-- Start Dataset extract --

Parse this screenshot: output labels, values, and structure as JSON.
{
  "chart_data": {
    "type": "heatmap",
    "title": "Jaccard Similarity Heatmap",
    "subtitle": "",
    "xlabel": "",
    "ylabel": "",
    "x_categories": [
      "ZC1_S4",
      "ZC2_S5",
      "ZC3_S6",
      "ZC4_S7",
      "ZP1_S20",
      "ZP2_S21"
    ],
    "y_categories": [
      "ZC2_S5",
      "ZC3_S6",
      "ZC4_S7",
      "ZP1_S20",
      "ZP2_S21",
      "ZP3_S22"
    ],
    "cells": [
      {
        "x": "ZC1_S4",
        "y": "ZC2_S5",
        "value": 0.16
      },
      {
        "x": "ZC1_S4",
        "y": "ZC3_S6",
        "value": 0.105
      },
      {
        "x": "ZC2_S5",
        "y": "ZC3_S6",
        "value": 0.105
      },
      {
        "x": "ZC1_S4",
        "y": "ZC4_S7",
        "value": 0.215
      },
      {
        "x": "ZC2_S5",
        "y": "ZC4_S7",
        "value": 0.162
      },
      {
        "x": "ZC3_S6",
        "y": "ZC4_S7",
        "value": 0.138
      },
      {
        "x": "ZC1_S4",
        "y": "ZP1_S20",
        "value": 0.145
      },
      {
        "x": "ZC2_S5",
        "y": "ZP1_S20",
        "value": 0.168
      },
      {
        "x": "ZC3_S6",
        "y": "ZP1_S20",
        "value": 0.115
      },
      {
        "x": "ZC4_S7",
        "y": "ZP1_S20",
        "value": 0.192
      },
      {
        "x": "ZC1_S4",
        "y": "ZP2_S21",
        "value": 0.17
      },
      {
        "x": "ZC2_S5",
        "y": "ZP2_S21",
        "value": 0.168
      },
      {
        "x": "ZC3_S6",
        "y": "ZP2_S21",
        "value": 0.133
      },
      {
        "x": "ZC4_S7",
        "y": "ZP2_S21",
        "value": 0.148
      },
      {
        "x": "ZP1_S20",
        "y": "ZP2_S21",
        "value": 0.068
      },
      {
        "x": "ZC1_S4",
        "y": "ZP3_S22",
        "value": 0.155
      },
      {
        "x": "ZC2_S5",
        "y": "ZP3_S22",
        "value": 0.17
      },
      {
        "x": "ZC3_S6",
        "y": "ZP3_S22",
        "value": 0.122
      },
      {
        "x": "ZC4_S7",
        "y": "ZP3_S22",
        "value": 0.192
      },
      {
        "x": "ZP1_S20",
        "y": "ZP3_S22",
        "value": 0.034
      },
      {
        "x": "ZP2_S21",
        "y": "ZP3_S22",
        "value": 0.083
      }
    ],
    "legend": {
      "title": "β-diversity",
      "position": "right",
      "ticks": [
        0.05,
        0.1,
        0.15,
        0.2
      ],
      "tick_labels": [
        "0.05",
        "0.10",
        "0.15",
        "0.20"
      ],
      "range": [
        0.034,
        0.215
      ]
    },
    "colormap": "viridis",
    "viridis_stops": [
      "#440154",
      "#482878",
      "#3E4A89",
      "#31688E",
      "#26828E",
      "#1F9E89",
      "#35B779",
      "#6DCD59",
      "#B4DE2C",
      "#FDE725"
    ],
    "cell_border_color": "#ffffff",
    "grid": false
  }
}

-- End Dataset extract --
-- Start Dataset extract --

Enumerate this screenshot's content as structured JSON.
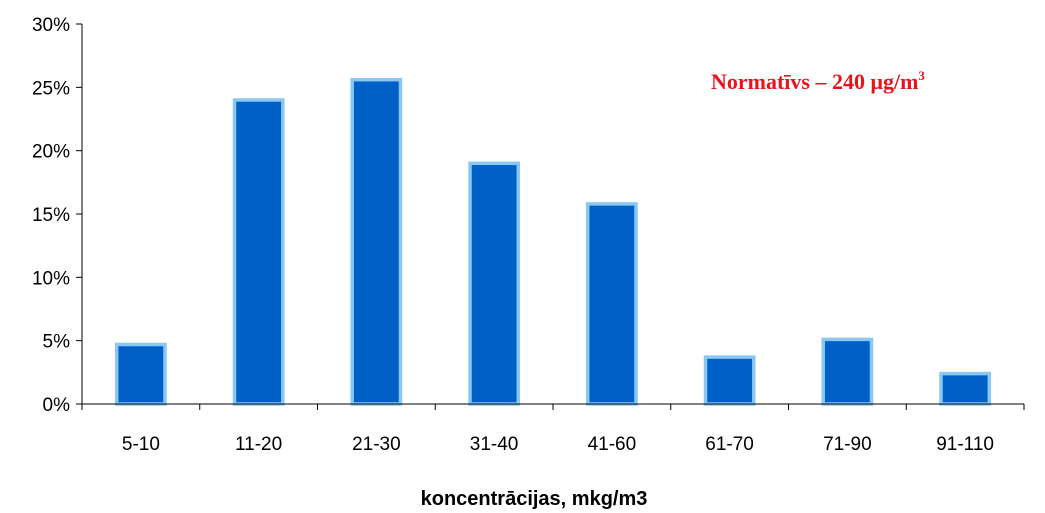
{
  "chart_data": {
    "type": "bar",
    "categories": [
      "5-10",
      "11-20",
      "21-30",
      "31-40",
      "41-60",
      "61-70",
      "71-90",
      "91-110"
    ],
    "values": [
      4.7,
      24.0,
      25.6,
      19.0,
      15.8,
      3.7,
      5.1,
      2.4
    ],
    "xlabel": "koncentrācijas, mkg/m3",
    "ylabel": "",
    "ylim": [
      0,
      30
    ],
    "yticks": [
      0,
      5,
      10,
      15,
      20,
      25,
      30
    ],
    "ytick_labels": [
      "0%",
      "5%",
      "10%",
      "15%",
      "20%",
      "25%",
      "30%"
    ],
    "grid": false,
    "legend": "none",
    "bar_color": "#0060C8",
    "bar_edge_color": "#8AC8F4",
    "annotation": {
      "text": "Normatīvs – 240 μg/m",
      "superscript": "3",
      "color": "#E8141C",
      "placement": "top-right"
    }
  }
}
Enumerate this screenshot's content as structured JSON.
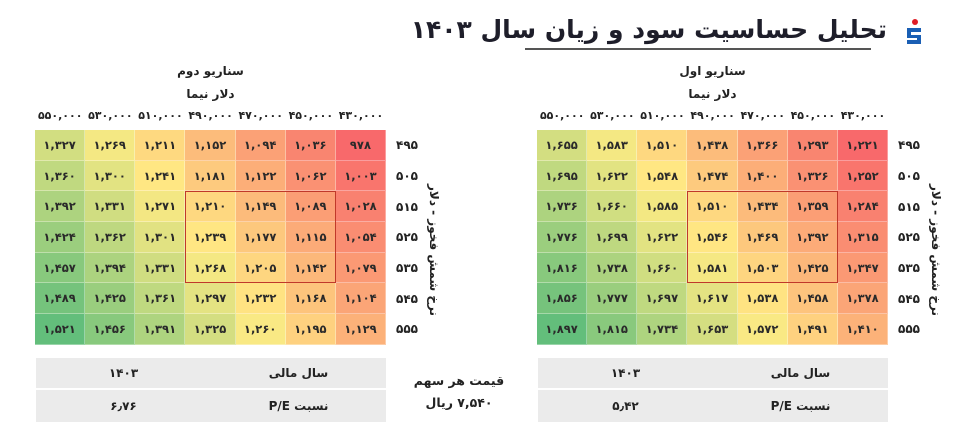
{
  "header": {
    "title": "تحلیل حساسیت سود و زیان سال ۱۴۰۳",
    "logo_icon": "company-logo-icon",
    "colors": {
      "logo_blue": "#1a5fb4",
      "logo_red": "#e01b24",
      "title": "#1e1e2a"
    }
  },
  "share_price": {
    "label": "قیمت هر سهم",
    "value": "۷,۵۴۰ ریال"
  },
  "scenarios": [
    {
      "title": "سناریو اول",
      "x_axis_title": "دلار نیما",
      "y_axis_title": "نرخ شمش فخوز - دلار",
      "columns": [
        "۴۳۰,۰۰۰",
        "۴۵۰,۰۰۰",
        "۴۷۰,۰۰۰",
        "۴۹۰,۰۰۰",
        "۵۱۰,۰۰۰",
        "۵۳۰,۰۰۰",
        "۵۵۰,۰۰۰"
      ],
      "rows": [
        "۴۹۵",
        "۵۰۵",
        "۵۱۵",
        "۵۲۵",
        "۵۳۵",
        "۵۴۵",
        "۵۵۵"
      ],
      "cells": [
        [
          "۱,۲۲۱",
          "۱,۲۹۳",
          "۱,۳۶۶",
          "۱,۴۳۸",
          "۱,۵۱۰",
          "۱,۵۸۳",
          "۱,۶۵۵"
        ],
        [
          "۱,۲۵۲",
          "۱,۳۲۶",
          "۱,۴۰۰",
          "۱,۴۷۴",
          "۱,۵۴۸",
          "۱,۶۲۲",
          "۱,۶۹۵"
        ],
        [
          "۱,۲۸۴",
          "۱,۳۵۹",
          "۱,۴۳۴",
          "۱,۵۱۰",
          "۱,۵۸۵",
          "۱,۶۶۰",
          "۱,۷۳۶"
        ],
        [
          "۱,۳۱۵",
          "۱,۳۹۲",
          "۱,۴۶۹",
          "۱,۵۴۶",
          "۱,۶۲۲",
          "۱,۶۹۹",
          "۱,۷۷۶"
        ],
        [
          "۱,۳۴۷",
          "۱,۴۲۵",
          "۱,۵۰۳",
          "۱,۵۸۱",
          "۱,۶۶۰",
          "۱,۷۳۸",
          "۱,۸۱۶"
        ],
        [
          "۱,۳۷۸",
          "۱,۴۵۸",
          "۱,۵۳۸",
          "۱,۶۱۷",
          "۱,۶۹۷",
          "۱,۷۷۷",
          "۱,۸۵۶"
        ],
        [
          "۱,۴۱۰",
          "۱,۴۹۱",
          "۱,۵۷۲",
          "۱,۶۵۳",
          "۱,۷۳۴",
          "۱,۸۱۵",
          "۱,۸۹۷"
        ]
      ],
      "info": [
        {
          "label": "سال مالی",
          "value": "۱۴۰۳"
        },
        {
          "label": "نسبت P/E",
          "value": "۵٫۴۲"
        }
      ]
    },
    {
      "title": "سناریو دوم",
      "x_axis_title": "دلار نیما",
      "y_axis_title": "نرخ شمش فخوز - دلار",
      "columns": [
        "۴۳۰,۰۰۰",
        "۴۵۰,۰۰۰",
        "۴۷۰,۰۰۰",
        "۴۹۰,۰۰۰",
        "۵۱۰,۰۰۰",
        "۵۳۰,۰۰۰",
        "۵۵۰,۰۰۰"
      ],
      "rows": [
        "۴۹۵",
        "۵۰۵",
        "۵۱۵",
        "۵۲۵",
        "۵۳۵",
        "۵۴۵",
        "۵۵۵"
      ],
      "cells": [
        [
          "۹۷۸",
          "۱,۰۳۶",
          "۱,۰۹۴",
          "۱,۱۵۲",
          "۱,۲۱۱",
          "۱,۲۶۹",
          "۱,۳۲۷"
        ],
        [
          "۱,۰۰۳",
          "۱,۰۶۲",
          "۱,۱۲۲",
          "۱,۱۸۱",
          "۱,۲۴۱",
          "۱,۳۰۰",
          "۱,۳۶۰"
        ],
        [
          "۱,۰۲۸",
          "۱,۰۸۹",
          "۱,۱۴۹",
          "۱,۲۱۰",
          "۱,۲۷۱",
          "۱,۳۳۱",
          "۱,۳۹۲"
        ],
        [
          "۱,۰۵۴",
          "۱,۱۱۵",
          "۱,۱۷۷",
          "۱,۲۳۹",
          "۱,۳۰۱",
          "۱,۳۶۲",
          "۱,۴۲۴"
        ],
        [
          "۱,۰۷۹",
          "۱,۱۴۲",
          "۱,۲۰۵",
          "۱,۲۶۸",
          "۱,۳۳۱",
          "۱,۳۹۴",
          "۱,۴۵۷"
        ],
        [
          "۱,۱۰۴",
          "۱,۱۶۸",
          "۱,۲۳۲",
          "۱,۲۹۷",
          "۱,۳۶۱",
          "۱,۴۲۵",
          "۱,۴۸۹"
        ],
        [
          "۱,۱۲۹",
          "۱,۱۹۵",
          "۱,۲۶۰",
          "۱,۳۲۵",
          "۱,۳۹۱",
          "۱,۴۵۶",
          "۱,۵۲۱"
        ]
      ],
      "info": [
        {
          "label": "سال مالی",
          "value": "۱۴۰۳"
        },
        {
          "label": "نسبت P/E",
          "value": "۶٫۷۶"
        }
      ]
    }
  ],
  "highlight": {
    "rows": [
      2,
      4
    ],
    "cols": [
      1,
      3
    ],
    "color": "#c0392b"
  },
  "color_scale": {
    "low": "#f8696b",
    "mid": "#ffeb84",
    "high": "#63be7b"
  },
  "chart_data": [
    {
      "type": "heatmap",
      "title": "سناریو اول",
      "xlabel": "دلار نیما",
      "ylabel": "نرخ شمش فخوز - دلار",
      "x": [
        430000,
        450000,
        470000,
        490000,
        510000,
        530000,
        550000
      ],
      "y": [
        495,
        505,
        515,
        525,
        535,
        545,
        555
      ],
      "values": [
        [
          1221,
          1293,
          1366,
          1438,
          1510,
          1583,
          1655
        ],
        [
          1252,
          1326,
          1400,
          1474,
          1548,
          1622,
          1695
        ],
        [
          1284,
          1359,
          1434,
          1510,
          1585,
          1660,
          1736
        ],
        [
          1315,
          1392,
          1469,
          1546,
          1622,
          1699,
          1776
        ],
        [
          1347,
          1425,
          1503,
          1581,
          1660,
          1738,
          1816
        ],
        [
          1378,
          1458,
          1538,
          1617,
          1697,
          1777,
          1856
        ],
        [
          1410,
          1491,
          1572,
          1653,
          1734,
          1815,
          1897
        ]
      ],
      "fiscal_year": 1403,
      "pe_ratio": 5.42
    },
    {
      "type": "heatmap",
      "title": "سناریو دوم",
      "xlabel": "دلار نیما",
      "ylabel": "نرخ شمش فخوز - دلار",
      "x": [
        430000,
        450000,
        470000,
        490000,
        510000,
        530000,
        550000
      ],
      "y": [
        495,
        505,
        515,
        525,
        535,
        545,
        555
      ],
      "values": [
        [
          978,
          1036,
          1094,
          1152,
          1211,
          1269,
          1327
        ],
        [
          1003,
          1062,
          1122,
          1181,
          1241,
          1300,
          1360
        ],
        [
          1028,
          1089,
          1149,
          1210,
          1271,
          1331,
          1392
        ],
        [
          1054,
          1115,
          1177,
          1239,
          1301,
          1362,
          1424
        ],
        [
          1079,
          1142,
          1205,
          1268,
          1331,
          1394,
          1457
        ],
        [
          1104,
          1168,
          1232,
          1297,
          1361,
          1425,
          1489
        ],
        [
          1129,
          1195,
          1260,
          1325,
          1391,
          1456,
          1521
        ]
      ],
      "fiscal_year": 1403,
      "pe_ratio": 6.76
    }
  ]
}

-- End Dataset extract --

[Requirements] Go through the listing above and list every line that has the word "values".

[Solution to the exercise]
Parse this screenshot: output labels, values, and structure as JSON.
    "values": [
      "values": [
      "values": [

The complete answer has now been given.